● **DIRECTIONS**: Quote the entries in full, character for character, without their images.

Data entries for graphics
============
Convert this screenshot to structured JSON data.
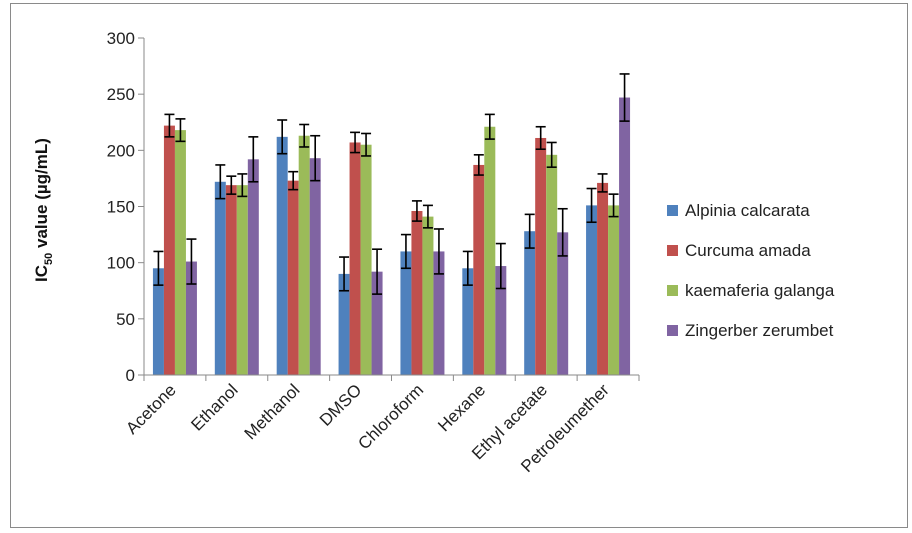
{
  "chart_data": {
    "type": "bar",
    "ylabel_main": "IC",
    "ylabel_sub": "50",
    "ylabel_rest": " value (µg/mL)",
    "xlabel": "",
    "ylim": [
      0,
      300
    ],
    "yticks": [
      0,
      50,
      100,
      150,
      200,
      250,
      300
    ],
    "grid": false,
    "legend_position": "right",
    "categories": [
      "Acetone",
      "Ethanol",
      "Methanol",
      "DMSO",
      "Chloroform",
      "Hexane",
      "Ethyl acetate",
      "Petroleumether"
    ],
    "series": [
      {
        "name": "Alpinia calcarata",
        "color": "#4f81bd",
        "values": [
          95,
          172,
          212,
          90,
          110,
          95,
          128,
          151
        ],
        "errors": [
          15,
          15,
          15,
          15,
          15,
          15,
          15,
          15
        ]
      },
      {
        "name": "Curcuma amada",
        "color": "#c0504d",
        "values": [
          222,
          169,
          173,
          207,
          146,
          187,
          211,
          171
        ],
        "errors": [
          10,
          8,
          8,
          9,
          9,
          9,
          10,
          8
        ]
      },
      {
        "name": "kaemaferia galanga",
        "color": "#9bbb59",
        "values": [
          218,
          169,
          213,
          205,
          141,
          221,
          196,
          151
        ],
        "errors": [
          10,
          10,
          10,
          10,
          10,
          11,
          11,
          10
        ]
      },
      {
        "name": "Zingerber zerumbet",
        "color": "#8064a2",
        "values": [
          101,
          192,
          193,
          92,
          110,
          97,
          127,
          247
        ],
        "errors": [
          20,
          20,
          20,
          20,
          20,
          20,
          21,
          21
        ]
      }
    ]
  }
}
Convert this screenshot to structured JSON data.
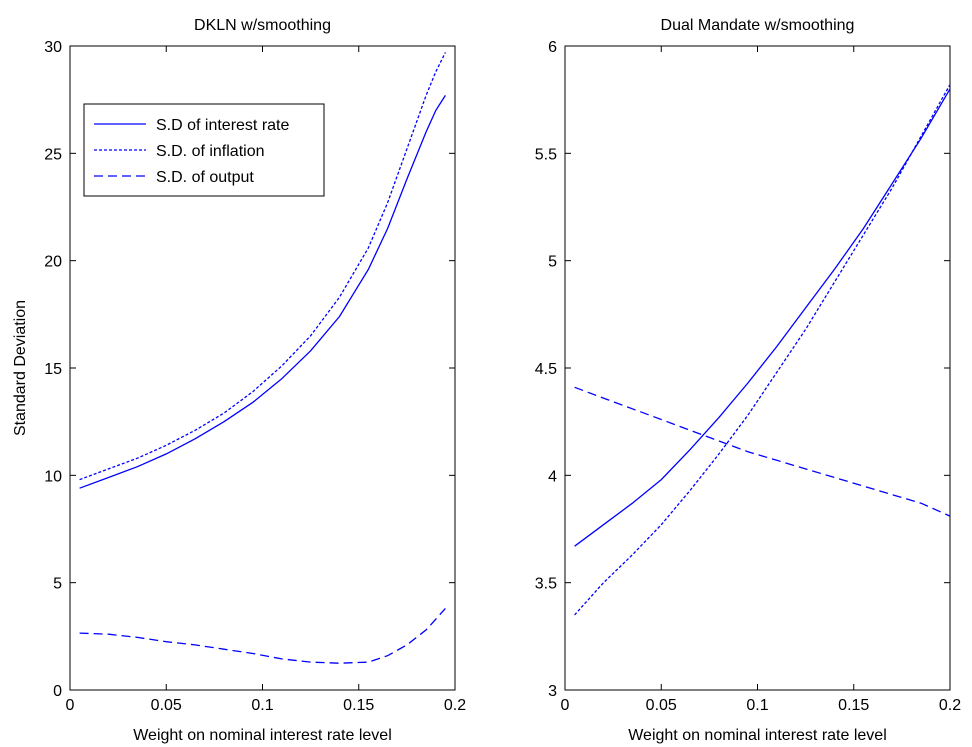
{
  "chart_data": [
    {
      "type": "line",
      "title": "DKLN w/smoothing",
      "xlabel": "Weight on nominal interest rate level",
      "ylabel": "Standard Deviation",
      "xlim": [
        0,
        0.2
      ],
      "ylim": [
        0,
        30
      ],
      "xticks": [
        0,
        0.05,
        0.1,
        0.15,
        0.2
      ],
      "xtick_labels": [
        "0",
        "0.05",
        "0.1",
        "0.15",
        "0.2"
      ],
      "yticks": [
        0,
        5,
        10,
        15,
        20,
        25,
        30
      ],
      "ytick_labels": [
        "0",
        "5",
        "10",
        "15",
        "20",
        "25",
        "30"
      ],
      "grid": false,
      "legend": {
        "position": "top-left",
        "entries": [
          "S.D of interest rate",
          "S.D. of inflation",
          "S.D. of output"
        ]
      },
      "series": [
        {
          "name": "S.D of interest rate",
          "color": "#0000ff",
          "style": "solid",
          "x": [
            0.005,
            0.02,
            0.035,
            0.05,
            0.065,
            0.08,
            0.095,
            0.11,
            0.125,
            0.14,
            0.155,
            0.165,
            0.175,
            0.185,
            0.19,
            0.195
          ],
          "y": [
            9.4,
            9.9,
            10.4,
            11.0,
            11.7,
            12.5,
            13.4,
            14.5,
            15.8,
            17.4,
            19.6,
            21.5,
            23.8,
            26.0,
            27.0,
            27.7
          ]
        },
        {
          "name": "S.D. of inflation",
          "color": "#0000ff",
          "style": "dotted",
          "x": [
            0.005,
            0.02,
            0.035,
            0.05,
            0.065,
            0.08,
            0.095,
            0.11,
            0.125,
            0.14,
            0.155,
            0.165,
            0.175,
            0.185,
            0.19,
            0.195
          ],
          "y": [
            9.8,
            10.3,
            10.8,
            11.4,
            12.1,
            12.9,
            13.9,
            15.1,
            16.5,
            18.3,
            20.6,
            22.7,
            25.2,
            27.7,
            28.8,
            29.7
          ]
        },
        {
          "name": "S.D. of output",
          "color": "#0000ff",
          "style": "dashed",
          "x": [
            0.005,
            0.02,
            0.035,
            0.05,
            0.065,
            0.08,
            0.095,
            0.11,
            0.125,
            0.14,
            0.155,
            0.165,
            0.175,
            0.185,
            0.19,
            0.195
          ],
          "y": [
            2.65,
            2.6,
            2.45,
            2.25,
            2.1,
            1.9,
            1.7,
            1.45,
            1.3,
            1.25,
            1.3,
            1.6,
            2.1,
            2.8,
            3.3,
            3.8
          ]
        }
      ]
    },
    {
      "type": "line",
      "title": "Dual Mandate w/smoothing",
      "xlabel": "Weight on nominal interest rate level",
      "ylabel": "",
      "xlim": [
        0,
        0.2
      ],
      "ylim": [
        3,
        6
      ],
      "xticks": [
        0,
        0.05,
        0.1,
        0.15,
        0.2
      ],
      "xtick_labels": [
        "0",
        "0.05",
        "0.1",
        "0.15",
        "0.2"
      ],
      "yticks": [
        3,
        3.5,
        4,
        4.5,
        5,
        5.5,
        6
      ],
      "ytick_labels": [
        "3",
        "3.5",
        "4",
        "4.5",
        "5",
        "5.5",
        "6"
      ],
      "grid": false,
      "series": [
        {
          "color": "#0000ff",
          "style": "solid",
          "x": [
            0.005,
            0.02,
            0.035,
            0.05,
            0.065,
            0.08,
            0.095,
            0.11,
            0.125,
            0.14,
            0.155,
            0.17,
            0.185,
            0.2
          ],
          "y": [
            3.67,
            3.77,
            3.87,
            3.98,
            4.12,
            4.27,
            4.43,
            4.6,
            4.78,
            4.96,
            5.15,
            5.36,
            5.57,
            5.8
          ]
        },
        {
          "color": "#0000ff",
          "style": "dotted",
          "x": [
            0.005,
            0.02,
            0.035,
            0.05,
            0.065,
            0.08,
            0.095,
            0.11,
            0.125,
            0.14,
            0.155,
            0.17,
            0.185,
            0.2
          ],
          "y": [
            3.35,
            3.5,
            3.63,
            3.77,
            3.93,
            4.1,
            4.28,
            4.48,
            4.68,
            4.9,
            5.12,
            5.34,
            5.58,
            5.82
          ]
        },
        {
          "color": "#0000ff",
          "style": "dashed",
          "x": [
            0.005,
            0.02,
            0.035,
            0.05,
            0.065,
            0.08,
            0.095,
            0.11,
            0.125,
            0.14,
            0.155,
            0.17,
            0.185,
            0.2
          ],
          "y": [
            4.41,
            4.36,
            4.31,
            4.26,
            4.21,
            4.16,
            4.11,
            4.07,
            4.03,
            3.99,
            3.95,
            3.91,
            3.87,
            3.81
          ]
        }
      ]
    }
  ]
}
============
● **FINISHED ANSWER**:
Convert this screenshot to structured JSON data.
{
  "chart_data": {
    "type": "bar",
    "ylabel_main": "IC",
    "ylabel_sub": "50",
    "ylabel_rest": " value (µg/mL)",
    "xlabel": "",
    "ylim": [
      0,
      300
    ],
    "yticks": [
      0,
      50,
      100,
      150,
      200,
      250,
      300
    ],
    "grid": false,
    "legend_position": "right",
    "categories": [
      "Acetone",
      "Ethanol",
      "Methanol",
      "DMSO",
      "Chloroform",
      "Hexane",
      "Ethyl acetate",
      "Petroleumether"
    ],
    "series": [
      {
        "name": "Alpinia calcarata",
        "color": "#4f81bd",
        "values": [
          95,
          172,
          212,
          90,
          110,
          95,
          128,
          151
        ],
        "errors": [
          15,
          15,
          15,
          15,
          15,
          15,
          15,
          15
        ]
      },
      {
        "name": "Curcuma amada",
        "color": "#c0504d",
        "values": [
          222,
          169,
          173,
          207,
          146,
          187,
          211,
          171
        ],
        "errors": [
          10,
          8,
          8,
          9,
          9,
          9,
          10,
          8
        ]
      },
      {
        "name": "kaemaferia galanga",
        "color": "#9bbb59",
        "values": [
          218,
          169,
          213,
          205,
          141,
          221,
          196,
          151
        ],
        "errors": [
          10,
          10,
          10,
          10,
          10,
          11,
          11,
          10
        ]
      },
      {
        "name": "Zingerber zerumbet",
        "color": "#8064a2",
        "values": [
          101,
          192,
          193,
          92,
          110,
          97,
          127,
          247
        ],
        "errors": [
          20,
          20,
          20,
          20,
          20,
          20,
          21,
          21
        ]
      }
    ]
  }
}
Convert this screenshot to structured JSON data.
{
  "chart_data": [
    {
      "type": "line",
      "title": "DKLN w/smoothing",
      "xlabel": "Weight on nominal interest rate level",
      "ylabel": "Standard Deviation",
      "xlim": [
        0,
        0.2
      ],
      "ylim": [
        0,
        30
      ],
      "xticks": [
        0,
        0.05,
        0.1,
        0.15,
        0.2
      ],
      "xtick_labels": [
        "0",
        "0.05",
        "0.1",
        "0.15",
        "0.2"
      ],
      "yticks": [
        0,
        5,
        10,
        15,
        20,
        25,
        30
      ],
      "ytick_labels": [
        "0",
        "5",
        "10",
        "15",
        "20",
        "25",
        "30"
      ],
      "grid": false,
      "legend": {
        "position": "top-left",
        "entries": [
          "S.D of interest rate",
          "S.D. of inflation",
          "S.D. of output"
        ]
      },
      "series": [
        {
          "name": "S.D of interest rate",
          "color": "#0000ff",
          "style": "solid",
          "x": [
            0.005,
            0.02,
            0.035,
            0.05,
            0.065,
            0.08,
            0.095,
            0.11,
            0.125,
            0.14,
            0.155,
            0.165,
            0.175,
            0.185,
            0.19,
            0.195
          ],
          "y": [
            9.4,
            9.9,
            10.4,
            11.0,
            11.7,
            12.5,
            13.4,
            14.5,
            15.8,
            17.4,
            19.6,
            21.5,
            23.8,
            26.0,
            27.0,
            27.7
          ]
        },
        {
          "name": "S.D. of inflation",
          "color": "#0000ff",
          "style": "dotted",
          "x": [
            0.005,
            0.02,
            0.035,
            0.05,
            0.065,
            0.08,
            0.095,
            0.11,
            0.125,
            0.14,
            0.155,
            0.165,
            0.175,
            0.185,
            0.19,
            0.195
          ],
          "y": [
            9.8,
            10.3,
            10.8,
            11.4,
            12.1,
            12.9,
            13.9,
            15.1,
            16.5,
            18.3,
            20.6,
            22.7,
            25.2,
            27.7,
            28.8,
            29.7
          ]
        },
        {
          "name": "S.D. of output",
          "color": "#0000ff",
          "style": "dashed",
          "x": [
            0.005,
            0.02,
            0.035,
            0.05,
            0.065,
            0.08,
            0.095,
            0.11,
            0.125,
            0.14,
            0.155,
            0.165,
            0.175,
            0.185,
            0.19,
            0.195
          ],
          "y": [
            2.65,
            2.6,
            2.45,
            2.25,
            2.1,
            1.9,
            1.7,
            1.45,
            1.3,
            1.25,
            1.3,
            1.6,
            2.1,
            2.8,
            3.3,
            3.8
          ]
        }
      ]
    },
    {
      "type": "line",
      "title": "Dual Mandate w/smoothing",
      "xlabel": "Weight on nominal interest rate level",
      "ylabel": "",
      "xlim": [
        0,
        0.2
      ],
      "ylim": [
        3,
        6
      ],
      "xticks": [
        0,
        0.05,
        0.1,
        0.15,
        0.2
      ],
      "xtick_labels": [
        "0",
        "0.05",
        "0.1",
        "0.15",
        "0.2"
      ],
      "yticks": [
        3,
        3.5,
        4,
        4.5,
        5,
        5.5,
        6
      ],
      "ytick_labels": [
        "3",
        "3.5",
        "4",
        "4.5",
        "5",
        "5.5",
        "6"
      ],
      "grid": false,
      "series": [
        {
          "color": "#0000ff",
          "style": "solid",
          "x": [
            0.005,
            0.02,
            0.035,
            0.05,
            0.065,
            0.08,
            0.095,
            0.11,
            0.125,
            0.14,
            0.155,
            0.17,
            0.185,
            0.2
          ],
          "y": [
            3.67,
            3.77,
            3.87,
            3.98,
            4.12,
            4.27,
            4.43,
            4.6,
            4.78,
            4.96,
            5.15,
            5.36,
            5.57,
            5.8
          ]
        },
        {
          "color": "#0000ff",
          "style": "dotted",
          "x": [
            0.005,
            0.02,
            0.035,
            0.05,
            0.065,
            0.08,
            0.095,
            0.11,
            0.125,
            0.14,
            0.155,
            0.17,
            0.185,
            0.2
          ],
          "y": [
            3.35,
            3.5,
            3.63,
            3.77,
            3.93,
            4.1,
            4.28,
            4.48,
            4.68,
            4.9,
            5.12,
            5.34,
            5.58,
            5.82
          ]
        },
        {
          "color": "#0000ff",
          "style": "dashed",
          "x": [
            0.005,
            0.02,
            0.035,
            0.05,
            0.065,
            0.08,
            0.095,
            0.11,
            0.125,
            0.14,
            0.155,
            0.17,
            0.185,
            0.2
          ],
          "y": [
            4.41,
            4.36,
            4.31,
            4.26,
            4.21,
            4.16,
            4.11,
            4.07,
            4.03,
            3.99,
            3.95,
            3.91,
            3.87,
            3.81
          ]
        }
      ]
    }
  ]
}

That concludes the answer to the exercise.